● Passage given
= = = = = = =

# Introduction

### What is Python? 

- Python is a popular general-purpose programming language that is designed to handle a wide range of problems. 

- Recent developments have extended Python's range of applicability to econometrics, statistics and general numerical analysis. 

### Should we use Python?

- Python (with the right set of add-ons) is comparable to domain-specific languages such as R, MATLAB or Julia. If you are wondering whether you should bother with Python (or another language), 

    - You migt want to consider R if:
        - 1. You want to apply statistical methods (The statistics library of R is second to none).
        - 2. Performance is of secondary importance.
        - 3. Free is important. 
        
    - You might want to consider MATLAB if :
        - 1. Commercial support and a clear channel to report issues is important.
        - 2. Documentation and organization of modules are more important than the breadth of algorithms available.
        - 3. Performance is an important concern.
    - You might want to concern Julia if :
        - 1. Performance in an interactive based language is your most important concern.

= = = = = = =

● To do
[a] In the Python introduction, reproduce the stretch from "- 3. Free is" through "of algorithms available.", replacing "Documentation" with "Reference material".
[b] Answer these questions from the Python introduction:
(i) To which three fields have recent developments extended Python's range of applicability?
(ii) Which language's statistics library is called second to none?
(iii) What does the Python introduction give as the reason to consider Julia?

● Source excerpt
= = = = = = =

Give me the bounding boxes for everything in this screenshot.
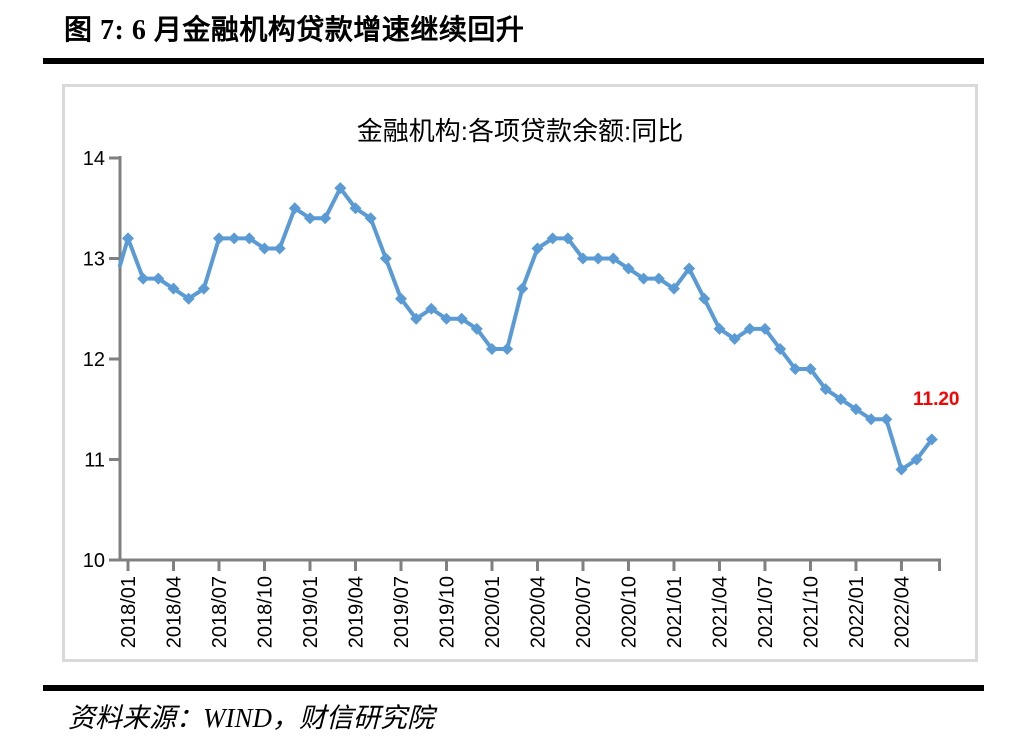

= = = = = = =

● Expected results
[a]
- 3. Free is important. 
        
    - You might want to consider MATLAB if :
        - 1. Commercial support and a clear channel to report issues is important.
        - 2. Reference material and organization of modules are more important than the breadth of algorithms available.

[b]
(i) Econometrics, statistics and general numerical analysis.
(ii) R's.
(iii) Performance in an interactive based language is your most important concern.